__FRAGMENTO DEL TEXTO__:
_ _ _ _ _

Ana Francisca Vega.
Lo dijo Sara Sefchovich en su libro País de mentiras (Océano, 2008), en México concurren dos realidades paralelas, la del discurso y la de la práctica.
Una cosa se dice públicamente y otra, completamente distinta, se hace.
El argumento de Sefchovich aplica tanto para el ámbito público como para el privado, aunque con consecuencias diferentes. En otras palabras, una cosa es que un ciudadano privado mienta y otra es que el que lo haga sea un funcionario público, con responsabilidades e injerencia más allá de su ámbito personal.
Ayer que escuchaba el acto protocolario en el que el presidente Felipe Calderón Hinojosa presentó el Acuerdo Nacional para la Salud Alimentaria:
Estrategia contra el Sobrepeso y la Obesidad, en lo primero que pensé fue en el libro de Sefchovich que, conforme pasan los años, lamentablemente podría seguir acumulando varios ejemplos de lo vacío del discurso público y de lo poco que en nuestro país empatan las intenciones con las palabras y con las acciones (de resultados ya ni hablamos).
Como publicó ayer este diario, de acuerdo con la administración calderonista, el país gasta alrededor de 40,000 millones de pesos anuales en atención a los problemas derivados de la obesidad de los mexicanos… 2,000 millones de pesos MÁS de lo que invertimos en combatir la pobreza a través del Programa Oportunidades.
Frente a este panorama, uno pensaría que cuando la cabeza del Ejecutivo se para frente a los medios para anunciar un “acuerdo nacional” para enfrentar un problema en el que se juegan tantísimos recursos públicos -además de la salud de millones de mexicanos- agarraría “al toro por los cuernos”, como se dice por ahí.
Y lo pensamos porque él mismo se atrevió a presentarlo como “uno de los legados” de su administración.

_ _ _ _ _

__ENTRADAS DE DATOS__:
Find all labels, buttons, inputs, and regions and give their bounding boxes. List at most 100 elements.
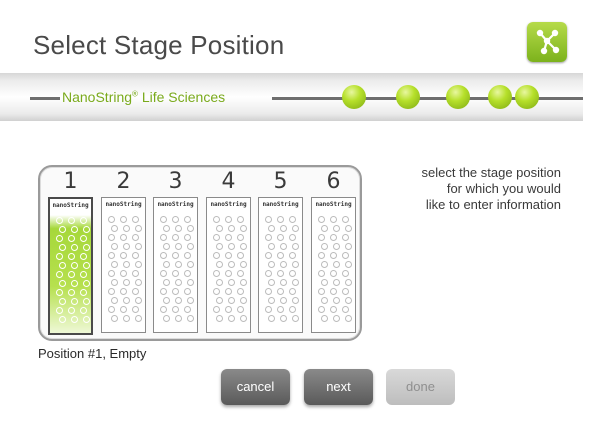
cartridge-brand: nanoString — [52, 202, 89, 209]
lane-port — [108, 270, 115, 277]
lane-port — [71, 262, 78, 269]
lane-port — [330, 288, 337, 295]
cartridge-brand: nanoString — [315, 201, 352, 208]
lane-port — [184, 288, 191, 295]
lane-port — [265, 216, 272, 223]
lane-port — [345, 279, 352, 286]
lane-port — [59, 316, 66, 323]
lane-port — [277, 216, 284, 223]
lane-port — [228, 225, 235, 232]
lane-port — [123, 279, 130, 286]
cancel-button[interactable]: cancel — [221, 369, 290, 405]
progress-dot — [342, 85, 366, 109]
lane-port — [68, 307, 75, 314]
lane-port — [184, 234, 191, 241]
lane-port — [330, 234, 337, 241]
instruction-text: select the stage position for which you … — [378, 165, 561, 213]
lane-port — [330, 252, 337, 259]
lane-port — [345, 261, 352, 268]
stage-position-3[interactable]: 3 nanoString — [153, 169, 198, 333]
brand-name: NanoString — [62, 89, 133, 105]
lane-port — [345, 297, 352, 304]
lane-port — [318, 288, 325, 295]
lane-port — [123, 225, 130, 232]
lane-port — [225, 252, 232, 259]
lane-port — [280, 315, 287, 322]
stage-position-1[interactable]: 1 nanoString — [48, 169, 93, 335]
lane-port — [184, 306, 191, 313]
lane-port — [80, 235, 87, 242]
position-number: 2 — [116, 169, 131, 194]
lane-port — [216, 279, 223, 286]
cartridge[interactable]: nanoString — [311, 197, 356, 333]
cartridge[interactable]: nanoString — [258, 197, 303, 333]
lane-port — [289, 288, 296, 295]
lane-port — [280, 243, 287, 250]
stage-position-5[interactable]: 5 nanoString — [258, 169, 303, 333]
lane-port — [83, 244, 90, 251]
lane-port — [120, 252, 127, 259]
lane-port — [184, 252, 191, 259]
lane-port — [108, 252, 115, 259]
lane-port — [187, 315, 194, 322]
lane-port — [342, 234, 349, 241]
lane-port — [83, 262, 90, 269]
lane-port — [132, 252, 139, 259]
lane-port — [225, 288, 232, 295]
lane-port — [318, 252, 325, 259]
lane-port — [228, 297, 235, 304]
lane-port — [163, 261, 170, 268]
lane-port — [333, 225, 340, 232]
lane-port — [216, 315, 223, 322]
stage-position-4[interactable]: 4 nanoString — [206, 169, 251, 333]
position-number: 3 — [168, 169, 183, 194]
lane-port — [342, 270, 349, 277]
lane-port — [184, 216, 191, 223]
progress-dot — [488, 85, 512, 109]
lane-port — [213, 252, 220, 259]
lane-port — [330, 270, 337, 277]
lane-port — [225, 270, 232, 277]
stage-position-6[interactable]: 6 nanoString — [311, 169, 356, 333]
cartridge[interactable]: nanoString — [101, 197, 146, 333]
lane-port — [135, 261, 142, 268]
lane-port — [132, 234, 139, 241]
lane-port — [132, 306, 139, 313]
lane-port — [225, 234, 232, 241]
lane-port — [123, 261, 130, 268]
network-nodes-icon[interactable] — [527, 22, 567, 62]
lane-port — [237, 234, 244, 241]
lane-port — [160, 252, 167, 259]
lane-port — [268, 261, 275, 268]
lane-port — [240, 261, 247, 268]
lane-port — [342, 288, 349, 295]
lane-port — [56, 235, 63, 242]
lane-port — [268, 315, 275, 322]
window-edge — [583, 0, 593, 428]
cartridge[interactable]: nanoString — [48, 197, 93, 335]
lane-port — [172, 306, 179, 313]
lane-port — [120, 270, 127, 277]
lane-port — [160, 270, 167, 277]
brand-suffix: Life Sciences — [141, 89, 226, 105]
stage-position-2[interactable]: 2 nanoString — [101, 169, 146, 333]
lane-port — [280, 297, 287, 304]
lane-port — [120, 306, 127, 313]
position-number: 5 — [273, 169, 288, 194]
cartridge[interactable]: nanoString — [206, 197, 251, 333]
lane-port — [237, 288, 244, 295]
done-button[interactable]: done — [386, 369, 455, 405]
lane-port — [265, 252, 272, 259]
cartridge[interactable]: nanoString — [153, 197, 198, 333]
lane-port — [111, 261, 118, 268]
lane-port — [228, 315, 235, 322]
lane-port — [225, 216, 232, 223]
lane-port — [120, 288, 127, 295]
lane-port — [240, 243, 247, 250]
lane-port — [160, 234, 167, 241]
lane-port — [277, 288, 284, 295]
lane-port — [333, 297, 340, 304]
next-button[interactable]: next — [304, 369, 373, 405]
lane-port — [111, 279, 118, 286]
lane-port — [163, 243, 170, 250]
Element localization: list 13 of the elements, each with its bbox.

_ _ _ _ _

__QUÉ SE PIDE__:
1. Traduce al inglés esta oración del fragmento sobre el discurso oficial en México: «Una cosa se dice públicamente y otra, completamente distinta, se hace.»
2. Escribe la continuación del fragmento sobre el discurso oficial en México a partir de su última oración.
Las entradas no tienen ningún papel en este ejercicio.

__RESPUESTAS POR TAREA__:
1. One thing is said publicly, and another, completely different, is done.

2.
La verdad de las cosas es que el acuerdo no resuelve nada: no saca la comida chatarra de las escuelas, no obliga a la industria a nada y se basa, simplemente, en un concepto vago y poco eficiente del compromiso de “todos los actores involucrados”.
Aún más indignante, la estrategia presentada enfatiza “una vertiente pedagógica para impulsar una nueva cultura de salud y sana alimentación” y de la responsabilidad de la sociedad civil para “adoptar y ejercer” el acuerdo. En serio.
Frente a un problema que requeriría la fuerza del Estado -porque es un asunto en el que están entremezclados muchos intereses de muy diverso tipo- el Presidente decide bajar las manos y dejar que el problema siga creciendo.
Los derechos de los mexicanos a tener una vida sana, de los consumidores a saber qué es lo que están comiendo y a exigir una mejor calidad de los productos que se comercializan en nuestro país, quedaron totalmente hechos trizas.
En el programa de radio Atando Cabos preguntábamos al Secretario de Salud que en qué momento se aplicará la fuerza del Estado en este tema. Su respuesta lo dice todo: “Probablemente en un momento dado sí se aplique la fuerza del Estado”… por el momento, dijo, “haremos foros de debate” para “analizar los avances” que, si no se consiguen, darán lugar a “acciones más enérgicas”.
Mientras eso sucede, todos tranquilos: la industria de la comida chatarra puede seguir contando con los 20,000 millones de pesos que se embolsan anualmente a través de las cooperativas escolares.
México, país de mentiras.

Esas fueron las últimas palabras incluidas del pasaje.